Datensätze
-------------------------

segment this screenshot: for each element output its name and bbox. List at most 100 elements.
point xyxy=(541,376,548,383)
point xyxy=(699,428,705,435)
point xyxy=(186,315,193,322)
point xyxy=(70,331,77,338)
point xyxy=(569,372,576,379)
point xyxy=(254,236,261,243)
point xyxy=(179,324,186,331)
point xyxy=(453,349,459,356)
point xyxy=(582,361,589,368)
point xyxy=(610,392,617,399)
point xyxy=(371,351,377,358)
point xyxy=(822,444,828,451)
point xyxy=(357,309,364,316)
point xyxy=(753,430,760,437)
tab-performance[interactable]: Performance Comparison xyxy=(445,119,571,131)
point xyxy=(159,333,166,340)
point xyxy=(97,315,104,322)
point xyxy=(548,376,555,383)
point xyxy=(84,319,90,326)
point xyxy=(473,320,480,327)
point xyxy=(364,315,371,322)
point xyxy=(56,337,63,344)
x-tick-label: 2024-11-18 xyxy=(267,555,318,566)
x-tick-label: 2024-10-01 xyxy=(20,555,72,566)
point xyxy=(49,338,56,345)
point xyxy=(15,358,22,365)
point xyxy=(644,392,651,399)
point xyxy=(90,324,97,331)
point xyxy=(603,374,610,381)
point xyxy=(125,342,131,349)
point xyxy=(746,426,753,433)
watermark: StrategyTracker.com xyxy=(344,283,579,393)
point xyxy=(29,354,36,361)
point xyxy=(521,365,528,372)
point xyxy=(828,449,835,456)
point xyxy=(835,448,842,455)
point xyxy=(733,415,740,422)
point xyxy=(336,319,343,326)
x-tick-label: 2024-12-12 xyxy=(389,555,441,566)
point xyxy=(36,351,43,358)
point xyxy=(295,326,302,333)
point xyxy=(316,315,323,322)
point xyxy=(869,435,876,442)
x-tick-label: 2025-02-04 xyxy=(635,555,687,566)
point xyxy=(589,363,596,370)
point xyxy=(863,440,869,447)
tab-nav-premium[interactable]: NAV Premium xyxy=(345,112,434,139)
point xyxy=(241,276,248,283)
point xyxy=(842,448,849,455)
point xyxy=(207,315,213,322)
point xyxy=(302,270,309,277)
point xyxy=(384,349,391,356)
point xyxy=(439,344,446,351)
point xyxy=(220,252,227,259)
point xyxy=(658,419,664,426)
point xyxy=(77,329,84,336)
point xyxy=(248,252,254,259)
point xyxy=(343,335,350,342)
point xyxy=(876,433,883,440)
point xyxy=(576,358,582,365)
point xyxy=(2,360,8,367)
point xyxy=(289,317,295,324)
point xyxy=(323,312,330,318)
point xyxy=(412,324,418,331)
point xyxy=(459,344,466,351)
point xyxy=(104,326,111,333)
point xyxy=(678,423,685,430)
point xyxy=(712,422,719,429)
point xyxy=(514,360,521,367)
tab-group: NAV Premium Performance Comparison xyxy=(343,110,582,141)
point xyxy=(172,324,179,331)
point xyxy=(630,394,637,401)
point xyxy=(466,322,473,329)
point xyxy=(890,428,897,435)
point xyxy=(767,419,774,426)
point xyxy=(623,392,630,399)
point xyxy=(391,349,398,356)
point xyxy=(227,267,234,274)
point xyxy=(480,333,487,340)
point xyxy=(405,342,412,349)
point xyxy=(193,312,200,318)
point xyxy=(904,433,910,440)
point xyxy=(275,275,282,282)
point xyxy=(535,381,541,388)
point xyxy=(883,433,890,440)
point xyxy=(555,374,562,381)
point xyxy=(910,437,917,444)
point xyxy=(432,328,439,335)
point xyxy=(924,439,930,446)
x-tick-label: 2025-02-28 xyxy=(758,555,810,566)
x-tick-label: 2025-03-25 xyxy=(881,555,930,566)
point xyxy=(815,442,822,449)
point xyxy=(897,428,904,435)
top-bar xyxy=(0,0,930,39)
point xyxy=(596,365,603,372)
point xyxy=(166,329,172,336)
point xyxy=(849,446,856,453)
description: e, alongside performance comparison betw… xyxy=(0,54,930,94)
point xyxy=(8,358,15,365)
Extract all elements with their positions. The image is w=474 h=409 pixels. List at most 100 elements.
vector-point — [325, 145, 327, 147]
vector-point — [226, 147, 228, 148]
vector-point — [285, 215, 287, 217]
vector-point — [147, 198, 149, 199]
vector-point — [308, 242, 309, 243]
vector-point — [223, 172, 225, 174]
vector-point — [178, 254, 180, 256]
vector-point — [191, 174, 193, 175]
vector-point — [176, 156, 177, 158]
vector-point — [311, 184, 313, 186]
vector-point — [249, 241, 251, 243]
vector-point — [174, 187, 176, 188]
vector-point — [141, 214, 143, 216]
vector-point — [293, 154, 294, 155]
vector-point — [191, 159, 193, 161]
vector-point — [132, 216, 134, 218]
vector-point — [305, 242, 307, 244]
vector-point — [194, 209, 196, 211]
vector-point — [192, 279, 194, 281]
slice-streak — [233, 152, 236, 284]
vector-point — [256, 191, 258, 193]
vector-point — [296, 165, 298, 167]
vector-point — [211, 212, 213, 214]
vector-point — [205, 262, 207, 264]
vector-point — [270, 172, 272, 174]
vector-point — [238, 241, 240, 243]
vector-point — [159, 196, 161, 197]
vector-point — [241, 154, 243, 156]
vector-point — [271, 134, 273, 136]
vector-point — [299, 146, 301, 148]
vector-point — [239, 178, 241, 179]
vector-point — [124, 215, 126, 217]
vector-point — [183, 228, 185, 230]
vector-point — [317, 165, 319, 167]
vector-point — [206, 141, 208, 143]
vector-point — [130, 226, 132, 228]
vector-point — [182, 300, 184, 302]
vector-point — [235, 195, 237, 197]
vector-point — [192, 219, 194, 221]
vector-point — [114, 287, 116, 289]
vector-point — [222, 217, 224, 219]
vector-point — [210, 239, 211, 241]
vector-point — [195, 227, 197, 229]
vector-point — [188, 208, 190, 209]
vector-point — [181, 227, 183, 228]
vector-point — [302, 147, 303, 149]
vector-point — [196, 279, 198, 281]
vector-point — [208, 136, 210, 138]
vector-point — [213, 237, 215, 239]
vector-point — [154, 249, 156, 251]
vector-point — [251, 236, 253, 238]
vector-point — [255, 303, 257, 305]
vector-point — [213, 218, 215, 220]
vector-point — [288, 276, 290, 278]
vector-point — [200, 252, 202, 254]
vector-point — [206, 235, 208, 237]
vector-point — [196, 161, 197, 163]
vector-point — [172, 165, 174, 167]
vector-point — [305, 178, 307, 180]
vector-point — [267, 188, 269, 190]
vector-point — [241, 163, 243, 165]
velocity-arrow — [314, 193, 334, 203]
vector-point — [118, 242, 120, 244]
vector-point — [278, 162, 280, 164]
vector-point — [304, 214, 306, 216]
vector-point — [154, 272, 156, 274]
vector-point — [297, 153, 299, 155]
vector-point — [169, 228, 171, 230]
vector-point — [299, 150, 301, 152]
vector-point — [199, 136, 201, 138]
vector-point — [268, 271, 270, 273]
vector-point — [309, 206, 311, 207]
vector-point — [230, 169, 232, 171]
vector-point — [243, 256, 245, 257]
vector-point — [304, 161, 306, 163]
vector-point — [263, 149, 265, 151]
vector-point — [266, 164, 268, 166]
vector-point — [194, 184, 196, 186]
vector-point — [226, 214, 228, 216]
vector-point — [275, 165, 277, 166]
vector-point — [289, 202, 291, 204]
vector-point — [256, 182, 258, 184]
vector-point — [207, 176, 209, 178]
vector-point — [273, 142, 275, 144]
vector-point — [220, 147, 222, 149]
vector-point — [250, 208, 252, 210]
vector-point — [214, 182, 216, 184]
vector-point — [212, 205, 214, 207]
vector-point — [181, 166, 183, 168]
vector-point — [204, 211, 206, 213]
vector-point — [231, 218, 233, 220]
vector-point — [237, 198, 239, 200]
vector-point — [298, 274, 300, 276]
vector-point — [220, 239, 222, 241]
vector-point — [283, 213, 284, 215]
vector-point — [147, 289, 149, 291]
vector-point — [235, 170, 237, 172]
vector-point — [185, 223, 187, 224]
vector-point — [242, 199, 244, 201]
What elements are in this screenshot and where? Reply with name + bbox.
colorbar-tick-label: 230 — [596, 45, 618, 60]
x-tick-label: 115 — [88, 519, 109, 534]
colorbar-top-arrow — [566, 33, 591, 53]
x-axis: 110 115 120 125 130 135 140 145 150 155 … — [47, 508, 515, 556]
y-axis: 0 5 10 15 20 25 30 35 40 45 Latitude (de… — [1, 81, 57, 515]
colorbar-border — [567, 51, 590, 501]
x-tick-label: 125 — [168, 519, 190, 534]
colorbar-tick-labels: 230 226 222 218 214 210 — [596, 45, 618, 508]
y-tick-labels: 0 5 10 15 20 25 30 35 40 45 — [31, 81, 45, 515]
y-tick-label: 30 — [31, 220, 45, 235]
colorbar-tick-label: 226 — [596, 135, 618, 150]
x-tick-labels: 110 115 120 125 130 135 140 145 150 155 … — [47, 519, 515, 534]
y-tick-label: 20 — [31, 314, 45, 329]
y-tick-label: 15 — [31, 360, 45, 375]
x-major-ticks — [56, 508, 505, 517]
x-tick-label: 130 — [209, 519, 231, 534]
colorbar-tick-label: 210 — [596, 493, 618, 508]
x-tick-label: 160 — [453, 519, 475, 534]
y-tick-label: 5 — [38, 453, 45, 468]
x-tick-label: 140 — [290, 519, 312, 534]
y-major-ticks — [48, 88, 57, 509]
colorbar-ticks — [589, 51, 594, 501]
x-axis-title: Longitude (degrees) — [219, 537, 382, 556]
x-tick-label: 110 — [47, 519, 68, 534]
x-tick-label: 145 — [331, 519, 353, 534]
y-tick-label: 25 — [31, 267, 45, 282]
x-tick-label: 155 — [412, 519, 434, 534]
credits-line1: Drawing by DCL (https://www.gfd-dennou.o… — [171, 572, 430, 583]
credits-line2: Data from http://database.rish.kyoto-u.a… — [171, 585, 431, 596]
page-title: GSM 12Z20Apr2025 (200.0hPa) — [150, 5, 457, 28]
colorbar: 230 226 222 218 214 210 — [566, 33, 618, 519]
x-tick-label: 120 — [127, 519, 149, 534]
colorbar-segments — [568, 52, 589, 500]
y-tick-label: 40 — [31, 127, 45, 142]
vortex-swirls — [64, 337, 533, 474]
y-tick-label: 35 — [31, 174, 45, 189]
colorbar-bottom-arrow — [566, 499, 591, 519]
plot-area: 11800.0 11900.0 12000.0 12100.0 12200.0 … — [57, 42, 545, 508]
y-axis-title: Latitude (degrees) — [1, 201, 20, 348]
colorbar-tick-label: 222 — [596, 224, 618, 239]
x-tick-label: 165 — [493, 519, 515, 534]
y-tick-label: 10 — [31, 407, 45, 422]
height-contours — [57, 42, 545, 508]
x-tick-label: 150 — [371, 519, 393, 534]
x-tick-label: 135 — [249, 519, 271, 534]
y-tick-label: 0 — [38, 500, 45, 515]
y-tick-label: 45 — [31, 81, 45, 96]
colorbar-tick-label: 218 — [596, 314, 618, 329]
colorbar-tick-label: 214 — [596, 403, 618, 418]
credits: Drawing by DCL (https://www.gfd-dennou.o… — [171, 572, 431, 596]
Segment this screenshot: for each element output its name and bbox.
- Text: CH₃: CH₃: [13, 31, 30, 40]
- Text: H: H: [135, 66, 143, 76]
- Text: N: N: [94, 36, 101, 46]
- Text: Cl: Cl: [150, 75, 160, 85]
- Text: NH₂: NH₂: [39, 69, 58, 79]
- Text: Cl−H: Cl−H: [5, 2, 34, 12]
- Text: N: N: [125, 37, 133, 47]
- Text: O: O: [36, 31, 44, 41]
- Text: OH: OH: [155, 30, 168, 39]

-------------------------

Ziel der Übung
Wandle den Abschnitt, der mit dem Anfang der Einträge beginnt und mit der Zeile endet, die „point xyxy=(753,430,760,437)“ enthält, in eine nummerierte Liste um. Lass dabei Leerzeilen weg.

Ergebnis der Übung
1. segment this screenshot: for each element output its name and bbox. List at most 100 elements.
2. point xyxy=(541,376,548,383)
3. point xyxy=(699,428,705,435)
4. point xyxy=(186,315,193,322)
5. point xyxy=(70,331,77,338)
6. point xyxy=(569,372,576,379)
7. point xyxy=(254,236,261,243)
8. point xyxy=(179,324,186,331)
9. point xyxy=(453,349,459,356)
10. point xyxy=(582,361,589,368)
11. point xyxy=(610,392,617,399)
12. point xyxy=(371,351,377,358)
13. point xyxy=(822,444,828,451)
14. point xyxy=(357,309,364,316)
15. point xyxy=(753,430,760,437)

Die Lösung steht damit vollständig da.